SET EXERCISE
How many rows below contain the string "other"? Reply with the number only.

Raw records

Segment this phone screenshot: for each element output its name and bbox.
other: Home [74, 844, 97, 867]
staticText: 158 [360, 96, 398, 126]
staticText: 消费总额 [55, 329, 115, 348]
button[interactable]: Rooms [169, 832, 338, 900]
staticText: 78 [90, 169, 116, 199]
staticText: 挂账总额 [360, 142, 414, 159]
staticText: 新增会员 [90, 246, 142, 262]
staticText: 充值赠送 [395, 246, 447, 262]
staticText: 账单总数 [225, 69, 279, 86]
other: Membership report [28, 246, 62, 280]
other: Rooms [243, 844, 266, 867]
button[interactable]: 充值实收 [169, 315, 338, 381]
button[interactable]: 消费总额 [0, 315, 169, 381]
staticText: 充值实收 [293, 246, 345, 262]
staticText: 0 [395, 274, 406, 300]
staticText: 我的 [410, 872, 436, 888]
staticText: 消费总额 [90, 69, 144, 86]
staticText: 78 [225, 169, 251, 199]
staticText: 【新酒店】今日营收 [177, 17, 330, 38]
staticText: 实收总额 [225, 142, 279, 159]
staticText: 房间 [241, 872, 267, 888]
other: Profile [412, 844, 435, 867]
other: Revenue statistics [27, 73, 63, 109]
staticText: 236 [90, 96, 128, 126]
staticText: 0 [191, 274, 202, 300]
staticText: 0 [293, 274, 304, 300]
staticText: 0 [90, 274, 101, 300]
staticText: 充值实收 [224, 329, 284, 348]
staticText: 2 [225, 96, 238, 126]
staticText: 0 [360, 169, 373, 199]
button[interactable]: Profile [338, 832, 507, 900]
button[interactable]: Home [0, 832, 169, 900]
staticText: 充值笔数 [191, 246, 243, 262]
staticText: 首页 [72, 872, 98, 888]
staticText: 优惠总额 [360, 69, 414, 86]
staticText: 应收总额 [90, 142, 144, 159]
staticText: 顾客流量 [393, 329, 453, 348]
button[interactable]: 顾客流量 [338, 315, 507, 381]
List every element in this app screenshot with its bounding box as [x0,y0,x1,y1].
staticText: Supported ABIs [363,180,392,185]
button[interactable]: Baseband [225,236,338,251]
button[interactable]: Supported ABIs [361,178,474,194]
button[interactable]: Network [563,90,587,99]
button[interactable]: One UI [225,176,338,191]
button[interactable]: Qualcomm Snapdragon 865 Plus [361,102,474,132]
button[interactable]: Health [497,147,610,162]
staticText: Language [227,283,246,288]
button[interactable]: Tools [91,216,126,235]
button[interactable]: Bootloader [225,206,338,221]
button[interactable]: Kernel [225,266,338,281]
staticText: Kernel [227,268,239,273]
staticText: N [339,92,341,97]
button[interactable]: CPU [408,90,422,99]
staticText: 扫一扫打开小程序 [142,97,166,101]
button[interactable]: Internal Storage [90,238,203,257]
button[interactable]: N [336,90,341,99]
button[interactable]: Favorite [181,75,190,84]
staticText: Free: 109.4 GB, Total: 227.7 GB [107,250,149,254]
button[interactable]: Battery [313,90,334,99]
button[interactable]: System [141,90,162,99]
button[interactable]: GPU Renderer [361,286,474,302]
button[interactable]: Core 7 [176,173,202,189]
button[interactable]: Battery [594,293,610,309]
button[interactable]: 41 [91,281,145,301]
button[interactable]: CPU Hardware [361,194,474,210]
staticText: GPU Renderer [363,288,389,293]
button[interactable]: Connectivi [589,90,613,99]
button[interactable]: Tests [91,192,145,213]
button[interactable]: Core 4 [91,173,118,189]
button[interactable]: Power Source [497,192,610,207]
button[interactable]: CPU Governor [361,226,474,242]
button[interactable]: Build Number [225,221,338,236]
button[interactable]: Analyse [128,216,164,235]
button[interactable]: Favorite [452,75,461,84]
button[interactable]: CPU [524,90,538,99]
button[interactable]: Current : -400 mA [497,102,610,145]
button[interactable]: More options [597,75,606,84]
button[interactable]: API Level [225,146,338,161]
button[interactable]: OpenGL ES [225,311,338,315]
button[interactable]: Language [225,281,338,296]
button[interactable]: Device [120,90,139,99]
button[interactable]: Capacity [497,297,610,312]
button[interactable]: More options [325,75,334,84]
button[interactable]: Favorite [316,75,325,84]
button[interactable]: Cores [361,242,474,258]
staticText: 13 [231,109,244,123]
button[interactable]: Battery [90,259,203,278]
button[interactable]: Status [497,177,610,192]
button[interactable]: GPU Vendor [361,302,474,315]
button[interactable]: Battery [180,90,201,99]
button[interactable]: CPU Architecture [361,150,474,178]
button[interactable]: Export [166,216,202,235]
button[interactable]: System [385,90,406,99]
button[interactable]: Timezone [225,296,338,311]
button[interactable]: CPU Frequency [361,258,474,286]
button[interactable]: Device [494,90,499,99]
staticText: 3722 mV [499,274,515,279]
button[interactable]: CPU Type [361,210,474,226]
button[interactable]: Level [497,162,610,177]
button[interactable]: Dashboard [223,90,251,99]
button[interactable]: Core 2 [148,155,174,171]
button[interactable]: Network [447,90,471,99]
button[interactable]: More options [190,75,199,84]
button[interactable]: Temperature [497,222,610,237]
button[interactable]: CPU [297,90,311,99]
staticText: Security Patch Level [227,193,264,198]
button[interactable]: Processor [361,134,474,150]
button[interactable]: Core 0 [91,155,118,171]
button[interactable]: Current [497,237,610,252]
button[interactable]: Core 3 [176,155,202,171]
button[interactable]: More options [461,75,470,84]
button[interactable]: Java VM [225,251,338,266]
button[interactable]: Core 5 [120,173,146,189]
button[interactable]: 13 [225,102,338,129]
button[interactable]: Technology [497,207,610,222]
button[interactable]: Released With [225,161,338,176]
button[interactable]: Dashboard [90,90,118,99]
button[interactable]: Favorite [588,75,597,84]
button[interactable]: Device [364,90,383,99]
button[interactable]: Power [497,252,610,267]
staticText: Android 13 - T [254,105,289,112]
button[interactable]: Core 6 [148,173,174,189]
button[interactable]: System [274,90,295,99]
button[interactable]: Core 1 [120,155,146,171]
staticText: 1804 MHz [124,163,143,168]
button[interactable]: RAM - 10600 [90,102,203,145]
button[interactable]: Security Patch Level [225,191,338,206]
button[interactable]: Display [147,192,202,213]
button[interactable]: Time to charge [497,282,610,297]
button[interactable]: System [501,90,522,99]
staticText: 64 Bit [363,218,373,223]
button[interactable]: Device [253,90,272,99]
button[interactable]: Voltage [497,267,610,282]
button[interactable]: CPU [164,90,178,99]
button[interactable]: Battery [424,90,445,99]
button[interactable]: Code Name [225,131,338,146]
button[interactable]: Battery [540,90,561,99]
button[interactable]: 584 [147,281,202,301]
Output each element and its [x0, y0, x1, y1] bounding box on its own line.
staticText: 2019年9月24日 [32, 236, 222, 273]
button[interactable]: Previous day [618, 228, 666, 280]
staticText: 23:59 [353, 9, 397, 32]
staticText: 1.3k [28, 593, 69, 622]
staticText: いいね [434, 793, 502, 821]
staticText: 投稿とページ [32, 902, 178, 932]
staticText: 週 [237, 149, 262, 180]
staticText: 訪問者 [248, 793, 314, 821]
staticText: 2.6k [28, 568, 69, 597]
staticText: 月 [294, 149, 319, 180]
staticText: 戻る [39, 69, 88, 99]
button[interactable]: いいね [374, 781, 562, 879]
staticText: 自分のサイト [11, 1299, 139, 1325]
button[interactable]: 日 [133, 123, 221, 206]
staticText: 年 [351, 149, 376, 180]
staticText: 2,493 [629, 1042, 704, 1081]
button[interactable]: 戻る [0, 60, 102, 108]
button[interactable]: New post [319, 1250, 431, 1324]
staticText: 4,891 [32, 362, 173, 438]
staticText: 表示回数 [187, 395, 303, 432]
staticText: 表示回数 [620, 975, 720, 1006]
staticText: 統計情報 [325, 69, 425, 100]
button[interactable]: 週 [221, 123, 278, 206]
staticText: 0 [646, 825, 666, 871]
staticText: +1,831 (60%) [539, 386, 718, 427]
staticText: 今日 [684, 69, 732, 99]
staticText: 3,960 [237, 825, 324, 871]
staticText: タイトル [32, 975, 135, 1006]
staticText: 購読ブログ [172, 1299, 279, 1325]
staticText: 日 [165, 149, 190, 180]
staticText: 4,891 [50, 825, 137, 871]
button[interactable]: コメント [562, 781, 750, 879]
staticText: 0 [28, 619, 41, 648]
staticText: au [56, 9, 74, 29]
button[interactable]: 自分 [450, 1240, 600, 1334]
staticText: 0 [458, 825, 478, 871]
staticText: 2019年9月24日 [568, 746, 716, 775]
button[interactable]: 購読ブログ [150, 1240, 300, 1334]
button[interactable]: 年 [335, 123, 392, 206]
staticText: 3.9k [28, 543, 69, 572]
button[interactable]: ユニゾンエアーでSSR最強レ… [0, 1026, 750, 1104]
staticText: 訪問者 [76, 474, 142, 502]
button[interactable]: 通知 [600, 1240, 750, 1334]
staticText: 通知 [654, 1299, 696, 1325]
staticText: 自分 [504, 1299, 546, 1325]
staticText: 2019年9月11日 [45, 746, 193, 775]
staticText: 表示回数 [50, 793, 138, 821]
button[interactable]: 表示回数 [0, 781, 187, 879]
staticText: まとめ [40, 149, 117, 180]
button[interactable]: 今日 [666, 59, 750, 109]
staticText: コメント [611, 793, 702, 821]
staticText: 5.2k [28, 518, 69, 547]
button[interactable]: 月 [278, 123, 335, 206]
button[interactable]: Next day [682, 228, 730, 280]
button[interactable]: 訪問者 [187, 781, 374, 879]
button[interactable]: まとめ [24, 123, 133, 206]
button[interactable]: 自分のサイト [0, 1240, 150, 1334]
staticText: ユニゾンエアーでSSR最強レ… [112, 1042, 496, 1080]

EXERCISE SOLUTION
5